Could you transcribe the material below exactly, without leaving out a single line?

-------- MATERIALS PROVIDED

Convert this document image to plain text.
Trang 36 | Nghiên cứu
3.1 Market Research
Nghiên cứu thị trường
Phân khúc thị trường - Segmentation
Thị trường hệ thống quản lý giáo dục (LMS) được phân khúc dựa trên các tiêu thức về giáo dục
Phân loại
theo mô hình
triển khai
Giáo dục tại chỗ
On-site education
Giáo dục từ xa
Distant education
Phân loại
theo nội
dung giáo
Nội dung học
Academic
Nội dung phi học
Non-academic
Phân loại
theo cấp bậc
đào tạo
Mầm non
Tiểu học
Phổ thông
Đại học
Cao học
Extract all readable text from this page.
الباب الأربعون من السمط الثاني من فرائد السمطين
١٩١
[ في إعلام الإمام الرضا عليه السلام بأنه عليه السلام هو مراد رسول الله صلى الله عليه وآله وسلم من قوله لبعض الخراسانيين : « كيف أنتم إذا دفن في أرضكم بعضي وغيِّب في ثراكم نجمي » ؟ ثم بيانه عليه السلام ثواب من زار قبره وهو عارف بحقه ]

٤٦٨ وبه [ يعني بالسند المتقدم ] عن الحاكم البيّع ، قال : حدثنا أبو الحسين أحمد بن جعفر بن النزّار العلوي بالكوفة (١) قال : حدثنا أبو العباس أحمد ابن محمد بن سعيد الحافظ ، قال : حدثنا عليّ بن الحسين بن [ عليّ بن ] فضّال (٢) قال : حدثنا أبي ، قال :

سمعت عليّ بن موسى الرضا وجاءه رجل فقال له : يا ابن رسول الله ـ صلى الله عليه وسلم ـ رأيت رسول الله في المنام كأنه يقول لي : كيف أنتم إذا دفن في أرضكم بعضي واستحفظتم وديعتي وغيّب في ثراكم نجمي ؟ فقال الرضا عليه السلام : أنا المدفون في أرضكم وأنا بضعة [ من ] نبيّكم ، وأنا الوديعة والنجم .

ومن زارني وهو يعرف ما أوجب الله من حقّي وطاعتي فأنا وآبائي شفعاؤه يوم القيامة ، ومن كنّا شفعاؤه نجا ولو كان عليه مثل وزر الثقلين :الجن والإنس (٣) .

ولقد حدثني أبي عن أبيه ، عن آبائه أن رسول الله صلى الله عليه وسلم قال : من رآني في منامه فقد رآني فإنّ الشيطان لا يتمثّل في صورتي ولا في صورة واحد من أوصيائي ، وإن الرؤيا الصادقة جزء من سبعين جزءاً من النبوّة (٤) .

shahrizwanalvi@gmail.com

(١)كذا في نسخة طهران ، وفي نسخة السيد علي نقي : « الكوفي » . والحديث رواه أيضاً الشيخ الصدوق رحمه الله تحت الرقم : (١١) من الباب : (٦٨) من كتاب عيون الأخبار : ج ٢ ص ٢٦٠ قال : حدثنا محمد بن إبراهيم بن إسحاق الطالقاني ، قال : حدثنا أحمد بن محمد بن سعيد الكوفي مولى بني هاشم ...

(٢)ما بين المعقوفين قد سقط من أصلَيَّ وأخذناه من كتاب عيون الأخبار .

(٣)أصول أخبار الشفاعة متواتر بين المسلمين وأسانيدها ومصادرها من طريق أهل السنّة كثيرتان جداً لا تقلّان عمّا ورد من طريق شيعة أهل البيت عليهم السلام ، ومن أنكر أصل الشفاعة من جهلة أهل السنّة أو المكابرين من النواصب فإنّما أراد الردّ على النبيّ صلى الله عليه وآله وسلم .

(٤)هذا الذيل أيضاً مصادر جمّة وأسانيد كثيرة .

----------------

▶ [OUTPUT BELOW]
Convert this document image to plain text.
Trang 36 | Nghiên cứu
3.1 Market Research
Nghiên cứu thị trường
Phân khúc thị trường - Segmentation
Thị trường hệ thống quản lý giáo dục (LMS) được phân khúc dựa trên các tiêu thức về giáo dục
Phân loại
theo mô hình
triển khai
Giáo dục tại chỗ
On-site education
Giáo dục từ xa
Distant education
Phân loại
theo nội
dung giáo
Nội dung học
Academic
Nội dung phi học
Non-academic
Phân loại
theo cấp bậc
đào tạo
Mầm non
Tiểu học
Phổ thông
Đại học
Cao học
Extract all readable text from this page.
الباب الأربعون من السمط الثاني من فرائد السمطين
١٩١
[ في إعلام الإمام الرضا عليه السلام بأنه عليه السلام هو مراد رسول الله صلى الله عليه وآله وسلم من قوله لبعض الخراسانيين : « كيف أنتم إذا دفن في أرضكم بعضي وغيِّب في ثراكم نجمي » ؟ ثم بيانه عليه السلام ثواب من زار قبره وهو عارف بحقه ]

٤٦٨ وبه [ يعني بالسند المتقدم ] عن الحاكم البيّع ، قال : حدثنا أبو الحسين أحمد بن جعفر بن النزّار العلوي بالكوفة (١) قال : حدثنا أبو العباس أحمد ابن محمد بن سعيد الحافظ ، قال : حدثنا عليّ بن الحسين بن [ عليّ بن ] فضّال (٢) قال : حدثنا أبي ، قال :

سمعت عليّ بن موسى الرضا وجاءه رجل فقال له : يا ابن رسول الله ـ صلى الله عليه وسلم ـ رأيت رسول الله في المنام كأنه يقول لي : كيف أنتم إذا دفن في أرضكم بعضي واستحفظتم وديعتي وغيّب في ثراكم نجمي ؟ فقال الرضا عليه السلام : أنا المدفون في أرضكم وأنا بضعة [ من ] نبيّكم ، وأنا الوديعة والنجم .

ومن زارني وهو يعرف ما أوجب الله من حقّي وطاعتي فأنا وآبائي شفعاؤه يوم القيامة ، ومن كنّا شفعاؤه نجا ولو كان عليه مثل وزر الثقلين :الجن والإنس (٣) .

ولقد حدثني أبي عن أبيه ، عن آبائه أن رسول الله صلى الله عليه وسلم قال : من رآني في منامه فقد رآني فإنّ الشيطان لا يتمثّل في صورتي ولا في صورة واحد من أوصيائي ، وإن الرؤيا الصادقة جزء من سبعين جزءاً من النبوّة (٤) .

shahrizwanalvi@gmail.com

(١)كذا في نسخة طهران ، وفي نسخة السيد علي نقي : « الكوفي » . والحديث رواه أيضاً الشيخ الصدوق رحمه الله تحت الرقم : (١١) من الباب : (٦٨) من كتاب عيون الأخبار : ج ٢ ص ٢٦٠ قال : حدثنا محمد بن إبراهيم بن إسحاق الطالقاني ، قال : حدثنا أحمد بن محمد بن سعيد الكوفي مولى بني هاشم ...

(٢)ما بين المعقوفين قد سقط من أصلَيَّ وأخذناه من كتاب عيون الأخبار .

(٣)أصول أخبار الشفاعة متواتر بين المسلمين وأسانيدها ومصادرها من طريق أهل السنّة كثيرتان جداً لا تقلّان عمّا ورد من طريق شيعة أهل البيت عليهم السلام ، ومن أنكر أصل الشفاعة من جهلة أهل السنّة أو المكابرين من النواصب فإنّما أراد الردّ على النبيّ صلى الله عليه وآله وسلم .

(٤)هذا الذيل أيضاً مصادر جمّة وأسانيد كثيرة .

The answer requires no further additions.